Repeat the material exactly as it appears.

++++ DATA EXCERPTS ++++

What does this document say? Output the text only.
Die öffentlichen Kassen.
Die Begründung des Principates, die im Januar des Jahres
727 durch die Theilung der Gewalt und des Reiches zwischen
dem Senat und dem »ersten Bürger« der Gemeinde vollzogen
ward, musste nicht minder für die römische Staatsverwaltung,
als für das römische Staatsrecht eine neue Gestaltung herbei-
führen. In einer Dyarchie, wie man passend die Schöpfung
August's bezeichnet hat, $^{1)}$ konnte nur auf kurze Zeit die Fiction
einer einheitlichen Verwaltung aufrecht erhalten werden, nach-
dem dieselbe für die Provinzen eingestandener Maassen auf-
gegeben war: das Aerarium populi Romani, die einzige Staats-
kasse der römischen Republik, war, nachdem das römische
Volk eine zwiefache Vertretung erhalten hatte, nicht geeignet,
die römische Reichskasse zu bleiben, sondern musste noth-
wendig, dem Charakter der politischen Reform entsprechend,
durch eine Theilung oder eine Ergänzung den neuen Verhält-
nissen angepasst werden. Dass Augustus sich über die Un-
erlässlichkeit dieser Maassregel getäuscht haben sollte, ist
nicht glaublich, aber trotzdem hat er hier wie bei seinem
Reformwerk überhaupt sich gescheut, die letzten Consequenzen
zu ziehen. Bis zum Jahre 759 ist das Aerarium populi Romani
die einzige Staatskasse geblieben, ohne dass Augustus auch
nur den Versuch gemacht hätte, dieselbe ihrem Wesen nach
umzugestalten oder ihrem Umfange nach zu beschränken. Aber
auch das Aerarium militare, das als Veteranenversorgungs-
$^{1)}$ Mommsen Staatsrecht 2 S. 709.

++++

## TASK OUTPUT
What does this document say? Output the text only.
Die öffentlichen Kassen.
Die Begründung des Principates, die im Januar des Jahres
727 durch die Theilung der Gewalt und des Reiches zwischen
dem Senat und dem »ersten Bürger« der Gemeinde vollzogen
ward, musste nicht minder für die römische Staatsverwaltung,
als für das römische Staatsrecht eine neue Gestaltung herbei-
führen. In einer Dyarchie, wie man passend die Schöpfung
August's bezeichnet hat, $^{1)}$ konnte nur auf kurze Zeit die Fiction
einer einheitlichen Verwaltung aufrecht erhalten werden, nach-
dem dieselbe für die Provinzen eingestandener Maassen auf-
gegeben war: das Aerarium populi Romani, die einzige Staats-
kasse der römischen Republik, war, nachdem das römische
Volk eine zwiefache Vertretung erhalten hatte, nicht geeignet,
die römische Reichskasse zu bleiben, sondern musste noth-
wendig, dem Charakter der politischen Reform entsprechend,
durch eine Theilung oder eine Ergänzung den neuen Verhält-
nissen angepasst werden. Dass Augustus sich über die Un-
erlässlichkeit dieser Maassregel getäuscht haben sollte, ist
nicht glaublich, aber trotzdem hat er hier wie bei seinem
Reformwerk überhaupt sich gescheut, die letzten Consequenzen
zu ziehen. Bis zum Jahre 759 ist das Aerarium populi Romani
die einzige Staatskasse geblieben, ohne dass Augustus auch
nur den Versuch gemacht hätte, dieselbe ihrem Wesen nach
umzugestalten oder ihrem Umfange nach zu beschränken. Aber
auch das Aerarium militare, das als Veteranenversorgungs-
$^{1)}$ Mommsen Staatsrecht 2 S. 709.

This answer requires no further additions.